### WRITTEN TASK
Listed below are entries; give the number of lines among them that include "olika", and only that number.

### DATA PROVIDED

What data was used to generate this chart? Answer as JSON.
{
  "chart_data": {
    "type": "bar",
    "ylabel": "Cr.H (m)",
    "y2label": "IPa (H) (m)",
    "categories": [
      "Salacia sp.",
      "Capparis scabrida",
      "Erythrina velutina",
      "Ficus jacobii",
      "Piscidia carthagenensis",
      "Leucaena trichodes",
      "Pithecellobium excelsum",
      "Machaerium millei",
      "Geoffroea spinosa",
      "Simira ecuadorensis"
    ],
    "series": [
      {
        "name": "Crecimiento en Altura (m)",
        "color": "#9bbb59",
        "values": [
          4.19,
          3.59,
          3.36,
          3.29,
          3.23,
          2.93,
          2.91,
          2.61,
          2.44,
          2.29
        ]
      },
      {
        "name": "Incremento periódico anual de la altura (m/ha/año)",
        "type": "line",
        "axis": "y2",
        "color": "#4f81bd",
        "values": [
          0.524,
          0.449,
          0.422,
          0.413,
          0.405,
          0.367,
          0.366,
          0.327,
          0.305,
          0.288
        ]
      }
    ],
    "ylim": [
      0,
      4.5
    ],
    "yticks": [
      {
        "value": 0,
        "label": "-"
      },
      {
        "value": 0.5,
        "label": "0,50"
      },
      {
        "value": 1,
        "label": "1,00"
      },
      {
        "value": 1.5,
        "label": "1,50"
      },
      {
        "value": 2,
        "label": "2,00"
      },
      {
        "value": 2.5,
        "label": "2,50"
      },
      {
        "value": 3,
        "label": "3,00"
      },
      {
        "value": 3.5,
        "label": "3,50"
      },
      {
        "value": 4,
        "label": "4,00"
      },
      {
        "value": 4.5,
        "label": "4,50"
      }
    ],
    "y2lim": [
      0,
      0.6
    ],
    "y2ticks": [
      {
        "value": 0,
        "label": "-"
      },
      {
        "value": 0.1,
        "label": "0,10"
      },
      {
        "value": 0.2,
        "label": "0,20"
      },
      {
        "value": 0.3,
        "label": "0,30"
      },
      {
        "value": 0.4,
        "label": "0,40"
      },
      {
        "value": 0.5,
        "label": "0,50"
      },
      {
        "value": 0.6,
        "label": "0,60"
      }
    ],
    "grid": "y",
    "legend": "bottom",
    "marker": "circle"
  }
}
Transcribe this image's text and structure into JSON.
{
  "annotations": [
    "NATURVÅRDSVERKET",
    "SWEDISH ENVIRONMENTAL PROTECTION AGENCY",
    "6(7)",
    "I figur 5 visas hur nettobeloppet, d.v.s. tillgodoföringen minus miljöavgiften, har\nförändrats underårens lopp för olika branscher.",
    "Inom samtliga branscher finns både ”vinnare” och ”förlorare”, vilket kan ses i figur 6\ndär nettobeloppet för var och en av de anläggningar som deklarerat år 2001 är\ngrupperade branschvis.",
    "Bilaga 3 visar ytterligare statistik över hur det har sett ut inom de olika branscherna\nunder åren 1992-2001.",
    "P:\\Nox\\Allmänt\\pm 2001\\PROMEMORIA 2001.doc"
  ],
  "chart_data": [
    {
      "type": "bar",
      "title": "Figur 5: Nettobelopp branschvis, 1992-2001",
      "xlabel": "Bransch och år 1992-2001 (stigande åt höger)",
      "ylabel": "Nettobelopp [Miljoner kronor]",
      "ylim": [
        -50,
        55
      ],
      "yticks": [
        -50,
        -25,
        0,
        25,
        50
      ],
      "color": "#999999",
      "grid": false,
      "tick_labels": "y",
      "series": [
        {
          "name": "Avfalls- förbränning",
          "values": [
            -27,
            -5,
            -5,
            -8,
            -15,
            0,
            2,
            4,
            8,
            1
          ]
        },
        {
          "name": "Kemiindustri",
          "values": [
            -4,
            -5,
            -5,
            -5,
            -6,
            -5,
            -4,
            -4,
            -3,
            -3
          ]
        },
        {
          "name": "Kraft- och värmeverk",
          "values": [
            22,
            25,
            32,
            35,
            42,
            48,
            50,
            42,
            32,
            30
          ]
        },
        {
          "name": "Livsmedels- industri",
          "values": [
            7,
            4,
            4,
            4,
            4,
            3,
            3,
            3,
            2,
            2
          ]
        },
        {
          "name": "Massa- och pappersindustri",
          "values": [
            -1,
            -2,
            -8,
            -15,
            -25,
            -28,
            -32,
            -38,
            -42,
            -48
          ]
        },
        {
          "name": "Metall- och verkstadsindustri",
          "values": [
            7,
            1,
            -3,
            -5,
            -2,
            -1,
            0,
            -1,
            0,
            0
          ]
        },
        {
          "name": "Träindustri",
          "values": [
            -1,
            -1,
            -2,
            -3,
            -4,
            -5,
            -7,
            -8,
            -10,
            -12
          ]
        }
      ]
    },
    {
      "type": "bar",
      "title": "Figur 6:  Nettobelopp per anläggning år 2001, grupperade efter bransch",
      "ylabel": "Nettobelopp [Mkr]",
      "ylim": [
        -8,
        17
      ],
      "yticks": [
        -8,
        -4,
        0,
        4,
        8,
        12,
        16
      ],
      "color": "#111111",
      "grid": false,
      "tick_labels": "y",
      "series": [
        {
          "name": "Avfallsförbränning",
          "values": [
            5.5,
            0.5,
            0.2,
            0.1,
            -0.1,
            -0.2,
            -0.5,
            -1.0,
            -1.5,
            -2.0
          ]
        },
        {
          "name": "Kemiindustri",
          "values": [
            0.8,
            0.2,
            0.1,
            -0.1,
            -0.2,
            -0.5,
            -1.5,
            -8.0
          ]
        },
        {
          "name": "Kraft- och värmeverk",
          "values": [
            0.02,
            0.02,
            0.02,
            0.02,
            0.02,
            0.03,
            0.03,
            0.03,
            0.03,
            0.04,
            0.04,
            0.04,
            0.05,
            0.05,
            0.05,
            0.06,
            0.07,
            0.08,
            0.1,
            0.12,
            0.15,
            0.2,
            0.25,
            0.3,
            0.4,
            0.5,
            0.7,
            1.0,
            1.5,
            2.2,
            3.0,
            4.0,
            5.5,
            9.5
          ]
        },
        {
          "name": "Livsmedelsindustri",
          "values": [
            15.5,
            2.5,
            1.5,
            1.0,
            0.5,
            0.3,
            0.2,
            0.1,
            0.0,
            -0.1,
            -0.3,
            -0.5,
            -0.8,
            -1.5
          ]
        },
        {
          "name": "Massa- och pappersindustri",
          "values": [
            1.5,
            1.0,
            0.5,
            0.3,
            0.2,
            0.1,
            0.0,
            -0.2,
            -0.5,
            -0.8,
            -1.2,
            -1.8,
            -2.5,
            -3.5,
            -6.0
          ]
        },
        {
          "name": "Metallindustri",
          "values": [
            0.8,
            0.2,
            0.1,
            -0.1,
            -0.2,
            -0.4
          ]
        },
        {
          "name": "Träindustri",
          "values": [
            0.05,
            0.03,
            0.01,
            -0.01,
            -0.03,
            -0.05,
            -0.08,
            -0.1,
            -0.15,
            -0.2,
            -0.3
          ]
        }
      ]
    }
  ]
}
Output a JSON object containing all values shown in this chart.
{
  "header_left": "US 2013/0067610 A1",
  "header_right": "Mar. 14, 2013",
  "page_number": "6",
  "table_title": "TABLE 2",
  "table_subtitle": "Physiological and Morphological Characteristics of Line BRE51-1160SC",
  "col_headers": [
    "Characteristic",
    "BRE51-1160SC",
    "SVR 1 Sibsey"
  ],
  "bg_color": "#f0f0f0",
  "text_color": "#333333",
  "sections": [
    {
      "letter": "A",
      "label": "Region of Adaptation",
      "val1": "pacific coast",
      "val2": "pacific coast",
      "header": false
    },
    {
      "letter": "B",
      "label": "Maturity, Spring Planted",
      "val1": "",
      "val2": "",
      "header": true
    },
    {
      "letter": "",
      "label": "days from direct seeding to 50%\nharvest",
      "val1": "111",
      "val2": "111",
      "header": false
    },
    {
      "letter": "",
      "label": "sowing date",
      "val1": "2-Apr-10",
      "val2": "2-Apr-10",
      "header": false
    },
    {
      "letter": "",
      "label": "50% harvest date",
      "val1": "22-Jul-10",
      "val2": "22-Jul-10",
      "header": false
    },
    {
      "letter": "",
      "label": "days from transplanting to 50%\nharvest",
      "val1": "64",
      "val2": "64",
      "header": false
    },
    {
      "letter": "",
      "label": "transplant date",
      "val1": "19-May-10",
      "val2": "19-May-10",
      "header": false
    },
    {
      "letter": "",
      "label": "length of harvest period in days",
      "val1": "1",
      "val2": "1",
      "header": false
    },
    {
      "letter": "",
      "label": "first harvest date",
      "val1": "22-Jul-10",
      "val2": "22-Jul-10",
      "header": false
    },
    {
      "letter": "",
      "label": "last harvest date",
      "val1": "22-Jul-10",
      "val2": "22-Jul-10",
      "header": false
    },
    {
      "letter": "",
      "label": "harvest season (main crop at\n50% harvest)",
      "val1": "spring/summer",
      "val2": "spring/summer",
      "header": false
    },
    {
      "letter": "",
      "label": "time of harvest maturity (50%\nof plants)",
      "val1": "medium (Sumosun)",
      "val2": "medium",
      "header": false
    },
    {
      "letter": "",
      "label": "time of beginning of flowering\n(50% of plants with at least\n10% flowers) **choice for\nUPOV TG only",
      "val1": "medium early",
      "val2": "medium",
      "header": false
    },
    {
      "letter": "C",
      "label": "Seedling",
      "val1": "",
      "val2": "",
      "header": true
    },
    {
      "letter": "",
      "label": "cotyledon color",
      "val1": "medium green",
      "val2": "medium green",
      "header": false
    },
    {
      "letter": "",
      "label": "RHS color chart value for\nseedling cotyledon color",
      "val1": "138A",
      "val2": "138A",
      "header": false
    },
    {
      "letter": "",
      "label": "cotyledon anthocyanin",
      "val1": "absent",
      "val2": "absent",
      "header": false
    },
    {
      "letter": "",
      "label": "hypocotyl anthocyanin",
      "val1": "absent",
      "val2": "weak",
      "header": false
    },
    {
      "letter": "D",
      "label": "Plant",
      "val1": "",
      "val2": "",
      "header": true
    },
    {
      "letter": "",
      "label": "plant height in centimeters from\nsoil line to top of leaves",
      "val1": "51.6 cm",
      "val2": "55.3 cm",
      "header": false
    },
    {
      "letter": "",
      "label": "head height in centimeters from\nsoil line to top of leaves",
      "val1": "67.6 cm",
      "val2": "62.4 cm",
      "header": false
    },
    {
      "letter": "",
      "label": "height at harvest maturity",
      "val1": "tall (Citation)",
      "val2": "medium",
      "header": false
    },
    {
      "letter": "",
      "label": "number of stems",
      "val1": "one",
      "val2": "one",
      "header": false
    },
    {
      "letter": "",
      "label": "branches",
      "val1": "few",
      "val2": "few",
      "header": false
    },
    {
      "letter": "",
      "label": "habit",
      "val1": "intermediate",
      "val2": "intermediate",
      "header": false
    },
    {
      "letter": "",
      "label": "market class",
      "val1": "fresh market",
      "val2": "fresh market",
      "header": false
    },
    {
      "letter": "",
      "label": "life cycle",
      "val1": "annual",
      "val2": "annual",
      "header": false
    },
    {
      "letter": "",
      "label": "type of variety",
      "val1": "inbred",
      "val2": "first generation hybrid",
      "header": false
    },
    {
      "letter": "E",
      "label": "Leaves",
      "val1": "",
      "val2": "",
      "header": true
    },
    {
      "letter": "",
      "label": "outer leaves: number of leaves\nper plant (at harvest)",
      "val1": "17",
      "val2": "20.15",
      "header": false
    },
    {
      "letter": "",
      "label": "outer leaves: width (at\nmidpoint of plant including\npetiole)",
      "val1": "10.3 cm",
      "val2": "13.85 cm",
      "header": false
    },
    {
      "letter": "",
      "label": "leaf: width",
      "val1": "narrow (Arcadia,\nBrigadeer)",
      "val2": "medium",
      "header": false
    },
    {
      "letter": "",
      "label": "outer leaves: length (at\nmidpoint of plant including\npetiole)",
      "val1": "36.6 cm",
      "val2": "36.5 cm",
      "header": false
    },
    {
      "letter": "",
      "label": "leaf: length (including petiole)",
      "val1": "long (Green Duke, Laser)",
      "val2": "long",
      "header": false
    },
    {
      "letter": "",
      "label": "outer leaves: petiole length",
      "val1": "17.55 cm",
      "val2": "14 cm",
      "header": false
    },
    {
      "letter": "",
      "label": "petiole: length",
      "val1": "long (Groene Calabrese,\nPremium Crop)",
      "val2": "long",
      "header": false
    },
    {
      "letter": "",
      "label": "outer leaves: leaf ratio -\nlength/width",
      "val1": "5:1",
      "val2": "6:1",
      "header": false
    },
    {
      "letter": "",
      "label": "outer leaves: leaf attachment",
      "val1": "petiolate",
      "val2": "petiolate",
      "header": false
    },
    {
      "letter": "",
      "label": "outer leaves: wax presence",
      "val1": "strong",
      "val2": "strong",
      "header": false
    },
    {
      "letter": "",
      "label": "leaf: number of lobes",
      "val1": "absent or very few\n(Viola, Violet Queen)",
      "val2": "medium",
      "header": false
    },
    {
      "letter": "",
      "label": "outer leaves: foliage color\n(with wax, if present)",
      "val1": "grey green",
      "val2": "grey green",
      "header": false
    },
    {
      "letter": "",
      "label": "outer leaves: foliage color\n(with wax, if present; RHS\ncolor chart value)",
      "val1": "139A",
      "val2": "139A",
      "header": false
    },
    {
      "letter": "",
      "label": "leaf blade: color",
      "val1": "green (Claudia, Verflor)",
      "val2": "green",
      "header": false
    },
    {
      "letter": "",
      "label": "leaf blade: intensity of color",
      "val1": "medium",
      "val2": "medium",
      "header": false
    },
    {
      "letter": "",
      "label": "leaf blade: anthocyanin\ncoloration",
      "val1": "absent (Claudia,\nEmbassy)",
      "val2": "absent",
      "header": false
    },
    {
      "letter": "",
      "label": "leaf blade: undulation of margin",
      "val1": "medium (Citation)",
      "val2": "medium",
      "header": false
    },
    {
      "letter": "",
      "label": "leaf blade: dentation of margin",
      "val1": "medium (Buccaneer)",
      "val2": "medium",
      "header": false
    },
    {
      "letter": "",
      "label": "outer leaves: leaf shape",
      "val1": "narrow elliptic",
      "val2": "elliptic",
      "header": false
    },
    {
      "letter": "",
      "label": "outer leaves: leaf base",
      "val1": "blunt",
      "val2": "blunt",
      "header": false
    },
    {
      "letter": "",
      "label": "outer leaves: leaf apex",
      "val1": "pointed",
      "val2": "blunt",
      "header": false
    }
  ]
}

### OUTPUT FOR THIS TASK
2